Restate the full set of records exactly, without adding or dropping a word.

[Saved data entries]
◇ ◇ ◇ ◇ ◇ ◇ ◇

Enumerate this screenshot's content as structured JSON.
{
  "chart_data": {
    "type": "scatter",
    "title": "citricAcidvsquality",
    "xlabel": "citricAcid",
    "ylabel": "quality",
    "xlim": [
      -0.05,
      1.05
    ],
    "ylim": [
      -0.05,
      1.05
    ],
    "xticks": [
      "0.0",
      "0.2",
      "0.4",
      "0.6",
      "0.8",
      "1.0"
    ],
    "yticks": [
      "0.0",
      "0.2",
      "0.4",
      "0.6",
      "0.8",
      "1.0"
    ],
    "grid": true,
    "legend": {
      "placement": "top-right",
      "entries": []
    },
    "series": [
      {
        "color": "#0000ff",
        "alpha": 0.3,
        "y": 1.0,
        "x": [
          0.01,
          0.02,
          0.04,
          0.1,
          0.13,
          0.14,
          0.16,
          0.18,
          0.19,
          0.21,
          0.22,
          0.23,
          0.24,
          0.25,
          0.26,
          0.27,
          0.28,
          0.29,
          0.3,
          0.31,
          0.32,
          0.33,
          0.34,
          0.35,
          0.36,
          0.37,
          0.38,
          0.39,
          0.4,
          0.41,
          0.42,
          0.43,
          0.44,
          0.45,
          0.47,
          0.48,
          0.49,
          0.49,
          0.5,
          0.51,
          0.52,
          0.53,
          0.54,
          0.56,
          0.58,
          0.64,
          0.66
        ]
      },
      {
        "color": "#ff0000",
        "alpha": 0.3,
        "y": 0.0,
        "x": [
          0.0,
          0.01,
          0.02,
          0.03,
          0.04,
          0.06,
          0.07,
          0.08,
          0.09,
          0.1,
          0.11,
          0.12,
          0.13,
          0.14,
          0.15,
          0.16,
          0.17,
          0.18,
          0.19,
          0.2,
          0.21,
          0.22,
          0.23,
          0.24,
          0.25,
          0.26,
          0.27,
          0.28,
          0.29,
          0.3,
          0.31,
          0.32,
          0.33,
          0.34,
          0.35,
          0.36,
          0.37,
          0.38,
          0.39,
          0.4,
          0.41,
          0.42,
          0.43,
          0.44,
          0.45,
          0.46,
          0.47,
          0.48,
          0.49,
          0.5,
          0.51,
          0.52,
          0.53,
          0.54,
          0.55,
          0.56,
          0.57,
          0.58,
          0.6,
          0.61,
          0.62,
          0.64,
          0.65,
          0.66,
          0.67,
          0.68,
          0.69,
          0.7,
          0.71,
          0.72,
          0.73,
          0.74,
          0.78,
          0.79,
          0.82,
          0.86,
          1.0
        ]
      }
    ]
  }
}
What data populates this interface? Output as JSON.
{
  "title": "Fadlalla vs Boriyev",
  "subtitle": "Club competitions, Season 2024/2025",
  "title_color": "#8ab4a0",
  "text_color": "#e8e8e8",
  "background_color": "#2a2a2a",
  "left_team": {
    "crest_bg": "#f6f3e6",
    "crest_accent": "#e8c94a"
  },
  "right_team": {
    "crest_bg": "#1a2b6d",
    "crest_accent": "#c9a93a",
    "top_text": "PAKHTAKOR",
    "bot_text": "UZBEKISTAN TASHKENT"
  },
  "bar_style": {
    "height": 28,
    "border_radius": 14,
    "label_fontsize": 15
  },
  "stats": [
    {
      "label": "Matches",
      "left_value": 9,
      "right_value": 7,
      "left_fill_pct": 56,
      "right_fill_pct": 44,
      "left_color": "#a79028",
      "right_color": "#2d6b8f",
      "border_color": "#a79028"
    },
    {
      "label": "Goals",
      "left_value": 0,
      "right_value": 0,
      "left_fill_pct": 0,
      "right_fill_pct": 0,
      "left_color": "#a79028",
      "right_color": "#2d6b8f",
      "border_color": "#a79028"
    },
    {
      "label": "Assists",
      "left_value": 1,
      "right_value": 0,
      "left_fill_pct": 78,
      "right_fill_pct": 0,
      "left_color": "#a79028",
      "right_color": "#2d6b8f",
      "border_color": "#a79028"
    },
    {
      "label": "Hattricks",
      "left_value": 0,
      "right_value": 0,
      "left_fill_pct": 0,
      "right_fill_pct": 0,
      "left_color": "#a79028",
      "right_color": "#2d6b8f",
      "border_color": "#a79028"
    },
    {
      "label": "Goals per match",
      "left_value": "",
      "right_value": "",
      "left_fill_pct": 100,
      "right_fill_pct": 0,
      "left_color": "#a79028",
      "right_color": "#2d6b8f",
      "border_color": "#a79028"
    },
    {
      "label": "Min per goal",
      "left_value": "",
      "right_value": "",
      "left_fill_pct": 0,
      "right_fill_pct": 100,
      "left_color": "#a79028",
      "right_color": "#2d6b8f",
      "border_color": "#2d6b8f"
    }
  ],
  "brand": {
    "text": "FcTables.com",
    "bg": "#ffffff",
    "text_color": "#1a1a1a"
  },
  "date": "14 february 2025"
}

◇ ◇ ◇ ◇ ◇ ◇ ◇

§ Answer to this problem:
Enumerate this screenshot's content as structured JSON.
{
  "chart_data": {
    "type": "scatter",
    "title": "citricAcidvsquality",
    "xlabel": "citricAcid",
    "ylabel": "quality",
    "xlim": [
      -0.05,
      1.05
    ],
    "ylim": [
      -0.05,
      1.05
    ],
    "xticks": [
      "0.0",
      "0.2",
      "0.4",
      "0.6",
      "0.8",
      "1.0"
    ],
    "yticks": [
      "0.0",
      "0.2",
      "0.4",
      "0.6",
      "0.8",
      "1.0"
    ],
    "grid": true,
    "legend": {
      "placement": "top-right",
      "entries": []
    },
    "series": [
      {
        "color": "#0000ff",
        "alpha": 0.3,
        "y": 1.0,
        "x": [
          0.01,
          0.02,
          0.04,
          0.1,
          0.13,
          0.14,
          0.16,
          0.18,
          0.19,
          0.21,
          0.22,
          0.23,
          0.24,
          0.25,
          0.26,
          0.27,
          0.28,
          0.29,
          0.3,
          0.31,
          0.32,
          0.33,
          0.34,
          0.35,
          0.36,
          0.37,
          0.38,
          0.39,
          0.4,
          0.41,
          0.42,
          0.43,
          0.44,
          0.45,
          0.47,
          0.48,
          0.49,
          0.49,
          0.5,
          0.51,
          0.52,
          0.53,
          0.54,
          0.56,
          0.58,
          0.64,
          0.66
        ]
      },
      {
        "color": "#ff0000",
        "alpha": 0.3,
        "y": 0.0,
        "x": [
          0.0,
          0.01,
          0.02,
          0.03,
          0.04,
          0.06,
          0.07,
          0.08,
          0.09,
          0.1,
          0.11,
          0.12,
          0.13,
          0.14,
          0.15,
          0.16,
          0.17,
          0.18,
          0.19,
          0.2,
          0.21,
          0.22,
          0.23,
          0.24,
          0.25,
          0.26,
          0.27,
          0.28,
          0.29,
          0.3,
          0.31,
          0.32,
          0.33,
          0.34,
          0.35,
          0.36,
          0.37,
          0.38,
          0.39,
          0.4,
          0.41,
          0.42,
          0.43,
          0.44,
          0.45,
          0.46,
          0.47,
          0.48,
          0.49,
          0.5,
          0.51,
          0.52,
          0.53,
          0.54,
          0.55,
          0.56,
          0.57,
          0.58,
          0.6,
          0.61,
          0.62,
          0.64,
          0.65,
          0.66,
          0.67,
          0.68,
          0.69,
          0.7,
          0.71,
          0.72,
          0.73,
          0.74,
          0.78,
          0.79,
          0.82,
          0.86,
          1.0
        ]
      }
    ]
  }
}
What data populates this interface? Output as JSON.
{
  "title": "Fadlalla vs Boriyev",
  "subtitle": "Club competitions, Season 2024/2025",
  "title_color": "#8ab4a0",
  "text_color": "#e8e8e8",
  "background_color": "#2a2a2a",
  "left_team": {
    "crest_bg": "#f6f3e6",
    "crest_accent": "#e8c94a"
  },
  "right_team": {
    "crest_bg": "#1a2b6d",
    "crest_accent": "#c9a93a",
    "top_text": "PAKHTAKOR",
    "bot_text": "UZBEKISTAN TASHKENT"
  },
  "bar_style": {
    "height": 28,
    "border_radius": 14,
    "label_fontsize": 15
  },
  "stats": [
    {
      "label": "Matches",
      "left_value": 9,
      "right_value": 7,
      "left_fill_pct": 56,
      "right_fill_pct": 44,
      "left_color": "#a79028",
      "right_color": "#2d6b8f",
      "border_color": "#a79028"
    },
    {
      "label": "Goals",
      "left_value": 0,
      "right_value": 0,
      "left_fill_pct": 0,
      "right_fill_pct": 0,
      "left_color": "#a79028",
      "right_color": "#2d6b8f",
      "border_color": "#a79028"
    },
    {
      "label": "Assists",
      "left_value": 1,
      "right_value": 0,
      "left_fill_pct": 78,
      "right_fill_pct": 0,
      "left_color": "#a79028",
      "right_color": "#2d6b8f",
      "border_color": "#a79028"
    },
    {
      "label": "Hattricks",
      "left_value": 0,
      "right_value": 0,
      "left_fill_pct": 0,
      "right_fill_pct": 0,
      "left_color": "#a79028",
      "right_color": "#2d6b8f",
      "border_color": "#a79028"
    },
    {
      "label": "Goals per match",
      "left_value": "",
      "right_value": "",
      "left_fill_pct": 100,
      "right_fill_pct": 0,
      "left_color": "#a79028",
      "right_color": "#2d6b8f",
      "border_color": "#a79028"
    },
    {
      "label": "Min per goal",
      "left_value": "",
      "right_value": "",
      "left_fill_pct": 0,
      "right_fill_pct": 100,
      "left_color": "#a79028",
      "right_color": "#2d6b8f",
      "border_color": "#2d6b8f"
    }
  ],
  "brand": {
    "text": "FcTables.com",
    "bg": "#ffffff",
    "text_color": "#1a1a1a"
  },
  "date": "14 february 2025"
}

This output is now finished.